Saved entries ▸
+-------+

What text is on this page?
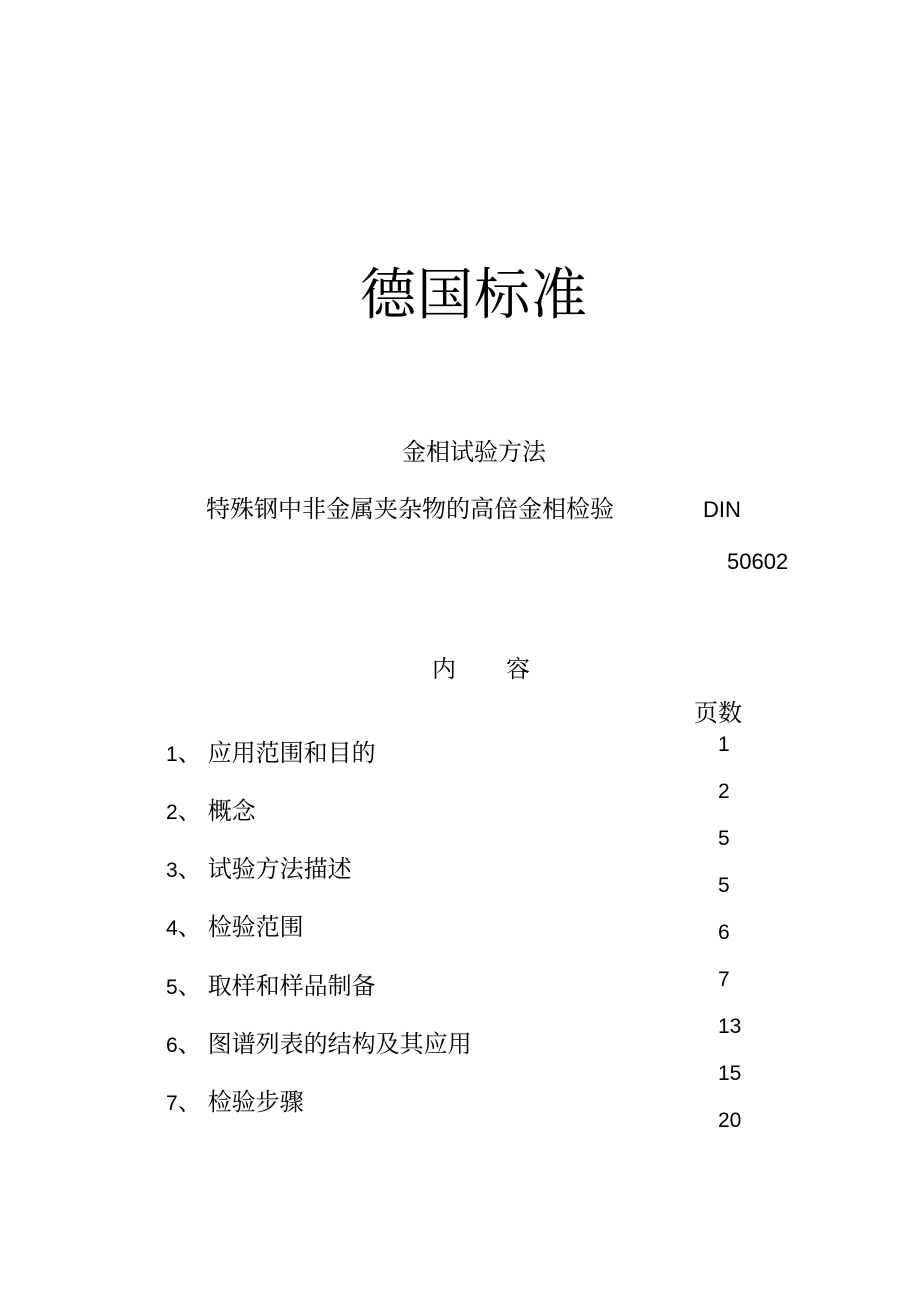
德国标准
金相试验方法
特殊钢中非金属夹杂物的高倍金相检验	DIN
50602
内 容
页数
1、 应用范围和目的
2、 概念
3、 试验方法描述
4、 检验范围
5、 取样和样品制备
6、 图谱列表的结构及其应用
7、 检验步骤
1
2
5
5
6
7
13
15
20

+-------+

WHAT YOU SHOULD DO ▸
Write out the listing word for word, omitting the pictures it holds.

SOLUTION FOR THIS EXERCISE ▸
What text is on this page?
德国标准
金相试验方法
特殊钢中非金属夹杂物的高倍金相检验	DIN
50602
内 容
页数
1、 应用范围和目的
2、 概念
3、 试验方法描述
4、 检验范围
5、 取样和样品制备
6、 图谱列表的结构及其应用
7、 检验步骤
1
2
5
5
6
7
13
15
20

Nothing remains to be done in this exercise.